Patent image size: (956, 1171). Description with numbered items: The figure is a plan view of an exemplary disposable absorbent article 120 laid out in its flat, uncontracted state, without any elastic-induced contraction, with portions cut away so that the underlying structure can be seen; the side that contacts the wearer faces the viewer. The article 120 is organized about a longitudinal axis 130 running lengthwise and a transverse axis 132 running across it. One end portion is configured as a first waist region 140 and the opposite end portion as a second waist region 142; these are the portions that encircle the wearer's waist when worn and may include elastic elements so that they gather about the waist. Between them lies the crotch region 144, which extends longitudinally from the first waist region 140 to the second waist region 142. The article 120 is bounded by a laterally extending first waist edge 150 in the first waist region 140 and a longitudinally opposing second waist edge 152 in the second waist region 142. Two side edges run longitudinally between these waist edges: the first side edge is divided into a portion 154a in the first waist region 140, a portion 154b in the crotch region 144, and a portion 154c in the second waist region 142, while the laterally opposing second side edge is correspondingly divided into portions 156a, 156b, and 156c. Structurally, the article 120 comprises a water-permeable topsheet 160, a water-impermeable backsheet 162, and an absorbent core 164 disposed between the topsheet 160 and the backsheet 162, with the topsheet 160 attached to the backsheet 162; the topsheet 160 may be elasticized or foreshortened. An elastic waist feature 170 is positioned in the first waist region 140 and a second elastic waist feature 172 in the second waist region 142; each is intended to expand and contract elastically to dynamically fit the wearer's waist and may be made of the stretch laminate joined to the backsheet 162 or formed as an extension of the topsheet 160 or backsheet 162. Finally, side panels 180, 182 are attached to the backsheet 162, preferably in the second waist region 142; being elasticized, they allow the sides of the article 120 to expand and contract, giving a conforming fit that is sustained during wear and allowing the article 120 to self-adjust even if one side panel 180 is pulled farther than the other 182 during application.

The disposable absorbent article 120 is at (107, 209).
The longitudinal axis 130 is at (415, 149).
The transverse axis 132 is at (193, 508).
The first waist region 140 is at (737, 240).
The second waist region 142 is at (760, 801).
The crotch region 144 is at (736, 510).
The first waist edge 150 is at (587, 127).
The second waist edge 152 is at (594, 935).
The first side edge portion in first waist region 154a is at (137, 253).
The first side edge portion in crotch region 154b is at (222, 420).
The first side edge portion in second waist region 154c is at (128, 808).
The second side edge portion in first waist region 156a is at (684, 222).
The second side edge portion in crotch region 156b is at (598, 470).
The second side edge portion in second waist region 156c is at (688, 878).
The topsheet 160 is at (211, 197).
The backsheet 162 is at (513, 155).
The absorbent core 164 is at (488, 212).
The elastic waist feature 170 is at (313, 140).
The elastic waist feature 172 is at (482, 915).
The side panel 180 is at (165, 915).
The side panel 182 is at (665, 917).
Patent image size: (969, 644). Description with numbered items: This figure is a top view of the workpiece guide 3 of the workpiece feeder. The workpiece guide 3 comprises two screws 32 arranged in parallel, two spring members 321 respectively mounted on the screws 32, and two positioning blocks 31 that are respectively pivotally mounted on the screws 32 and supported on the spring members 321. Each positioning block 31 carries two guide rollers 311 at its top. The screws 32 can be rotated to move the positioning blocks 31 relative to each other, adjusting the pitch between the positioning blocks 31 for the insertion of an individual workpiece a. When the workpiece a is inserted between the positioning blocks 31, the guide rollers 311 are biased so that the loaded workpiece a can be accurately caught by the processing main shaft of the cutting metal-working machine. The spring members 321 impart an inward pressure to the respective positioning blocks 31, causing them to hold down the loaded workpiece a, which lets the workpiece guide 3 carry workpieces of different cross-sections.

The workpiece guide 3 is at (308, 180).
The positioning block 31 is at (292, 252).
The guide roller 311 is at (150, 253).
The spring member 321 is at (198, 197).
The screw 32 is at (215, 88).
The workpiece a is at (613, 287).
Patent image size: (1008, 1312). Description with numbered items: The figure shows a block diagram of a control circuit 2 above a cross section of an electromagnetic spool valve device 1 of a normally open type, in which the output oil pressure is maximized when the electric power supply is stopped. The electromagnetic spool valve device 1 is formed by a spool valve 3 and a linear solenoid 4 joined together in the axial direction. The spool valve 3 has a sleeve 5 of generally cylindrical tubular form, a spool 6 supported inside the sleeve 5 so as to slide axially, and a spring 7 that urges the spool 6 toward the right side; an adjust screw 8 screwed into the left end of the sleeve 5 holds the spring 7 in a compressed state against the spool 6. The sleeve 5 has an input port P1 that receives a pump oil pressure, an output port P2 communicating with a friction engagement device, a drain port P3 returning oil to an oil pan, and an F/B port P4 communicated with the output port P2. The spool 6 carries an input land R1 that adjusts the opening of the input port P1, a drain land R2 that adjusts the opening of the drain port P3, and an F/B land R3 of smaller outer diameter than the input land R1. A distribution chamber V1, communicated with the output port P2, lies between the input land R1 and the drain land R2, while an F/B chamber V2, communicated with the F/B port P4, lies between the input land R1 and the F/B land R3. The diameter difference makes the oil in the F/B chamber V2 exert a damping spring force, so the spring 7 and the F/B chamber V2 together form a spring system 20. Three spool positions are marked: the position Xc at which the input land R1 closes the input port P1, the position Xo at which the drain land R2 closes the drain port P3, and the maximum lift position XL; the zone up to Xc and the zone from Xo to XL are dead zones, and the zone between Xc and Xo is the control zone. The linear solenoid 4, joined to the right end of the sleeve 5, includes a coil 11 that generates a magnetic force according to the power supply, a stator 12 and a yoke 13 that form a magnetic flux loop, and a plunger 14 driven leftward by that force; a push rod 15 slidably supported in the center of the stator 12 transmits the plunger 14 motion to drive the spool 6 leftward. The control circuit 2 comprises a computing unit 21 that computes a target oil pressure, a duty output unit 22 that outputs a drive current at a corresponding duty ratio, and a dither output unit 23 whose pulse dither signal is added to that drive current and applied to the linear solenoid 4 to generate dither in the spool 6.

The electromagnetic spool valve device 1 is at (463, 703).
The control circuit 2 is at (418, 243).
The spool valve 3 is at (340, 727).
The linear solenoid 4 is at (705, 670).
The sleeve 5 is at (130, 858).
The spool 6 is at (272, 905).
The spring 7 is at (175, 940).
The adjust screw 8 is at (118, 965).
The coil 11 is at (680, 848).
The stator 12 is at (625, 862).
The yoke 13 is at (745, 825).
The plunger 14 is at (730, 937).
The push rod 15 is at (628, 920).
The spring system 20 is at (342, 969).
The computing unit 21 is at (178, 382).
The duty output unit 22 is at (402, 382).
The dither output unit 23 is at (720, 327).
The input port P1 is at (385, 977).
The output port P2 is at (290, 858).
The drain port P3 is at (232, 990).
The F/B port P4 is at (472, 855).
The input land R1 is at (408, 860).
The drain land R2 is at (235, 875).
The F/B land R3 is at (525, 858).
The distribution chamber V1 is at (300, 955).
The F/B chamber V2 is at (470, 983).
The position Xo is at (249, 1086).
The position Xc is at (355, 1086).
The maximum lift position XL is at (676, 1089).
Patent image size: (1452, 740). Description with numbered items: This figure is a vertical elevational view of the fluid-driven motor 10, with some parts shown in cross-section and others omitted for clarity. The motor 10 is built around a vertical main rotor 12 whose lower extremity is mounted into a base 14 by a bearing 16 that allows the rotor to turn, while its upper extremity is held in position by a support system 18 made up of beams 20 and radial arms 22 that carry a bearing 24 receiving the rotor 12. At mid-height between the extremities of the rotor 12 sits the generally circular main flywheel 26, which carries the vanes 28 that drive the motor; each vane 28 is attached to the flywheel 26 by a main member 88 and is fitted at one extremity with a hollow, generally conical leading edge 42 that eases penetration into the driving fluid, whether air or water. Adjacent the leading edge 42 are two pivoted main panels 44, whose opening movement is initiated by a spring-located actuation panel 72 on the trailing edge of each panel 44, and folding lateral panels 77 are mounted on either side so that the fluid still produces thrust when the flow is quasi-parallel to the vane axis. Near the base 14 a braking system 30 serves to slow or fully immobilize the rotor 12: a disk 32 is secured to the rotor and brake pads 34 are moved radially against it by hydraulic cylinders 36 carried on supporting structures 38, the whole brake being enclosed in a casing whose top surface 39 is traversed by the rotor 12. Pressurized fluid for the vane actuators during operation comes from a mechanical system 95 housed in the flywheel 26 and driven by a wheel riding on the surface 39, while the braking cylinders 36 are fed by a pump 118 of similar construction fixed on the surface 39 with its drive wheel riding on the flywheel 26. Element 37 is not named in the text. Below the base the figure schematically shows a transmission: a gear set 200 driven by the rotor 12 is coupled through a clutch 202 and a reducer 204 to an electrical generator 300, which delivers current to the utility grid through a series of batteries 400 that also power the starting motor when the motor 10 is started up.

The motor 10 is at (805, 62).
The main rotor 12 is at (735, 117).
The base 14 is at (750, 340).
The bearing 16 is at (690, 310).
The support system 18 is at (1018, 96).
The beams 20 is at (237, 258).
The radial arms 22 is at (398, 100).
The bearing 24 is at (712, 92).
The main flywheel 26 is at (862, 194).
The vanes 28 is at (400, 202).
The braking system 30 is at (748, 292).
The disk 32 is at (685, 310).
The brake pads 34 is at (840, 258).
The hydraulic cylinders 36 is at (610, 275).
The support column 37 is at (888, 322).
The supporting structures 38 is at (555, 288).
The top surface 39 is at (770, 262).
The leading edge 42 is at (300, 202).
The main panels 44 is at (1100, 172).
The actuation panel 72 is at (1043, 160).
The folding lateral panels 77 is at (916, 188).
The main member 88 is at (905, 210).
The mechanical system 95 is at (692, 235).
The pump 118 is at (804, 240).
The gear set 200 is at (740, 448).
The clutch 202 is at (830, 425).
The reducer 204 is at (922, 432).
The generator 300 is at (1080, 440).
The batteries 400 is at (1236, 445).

[GIVEN INSTRUCTION]
In the records above, copy out unchanged the part that opens with the line containing "Patent image size: (969, 644)." and closes with the line containing "The workpiece a is at (613, 287).", including both of those lines.

[THE RESPONSE]
Patent image size: (969, 644). Description with numbered items: This figure is a top view of the workpiece guide 3 of the workpiece feeder. The workpiece guide 3 comprises two screws 32 arranged in parallel, two spring members 321 respectively mounted on the screws 32, and two positioning blocks 31 that are respectively pivotally mounted on the screws 32 and supported on the spring members 321. Each positioning block 31 carries two guide rollers 311 at its top. The screws 32 can be rotated to move the positioning blocks 31 relative to each other, adjusting the pitch between the positioning blocks 31 for the insertion of an individual workpiece a. When the workpiece a is inserted between the positioning blocks 31, the guide rollers 311 are biased so that the loaded workpiece a can be accurately caught by the processing main shaft of the cutting metal-working machine. The spring members 321 impart an inward pressure to the respective positioning blocks 31, causing them to hold down the loaded workpiece a, which lets the workpiece guide 3 carry workpieces of different cross-sections.

The workpiece guide 3 is at (308, 180).
The positioning block 31 is at (292, 252).
The guide roller 311 is at (150, 253).
The spring member 321 is at (198, 197).
The screw 32 is at (215, 88).
The workpiece a is at (613, 287).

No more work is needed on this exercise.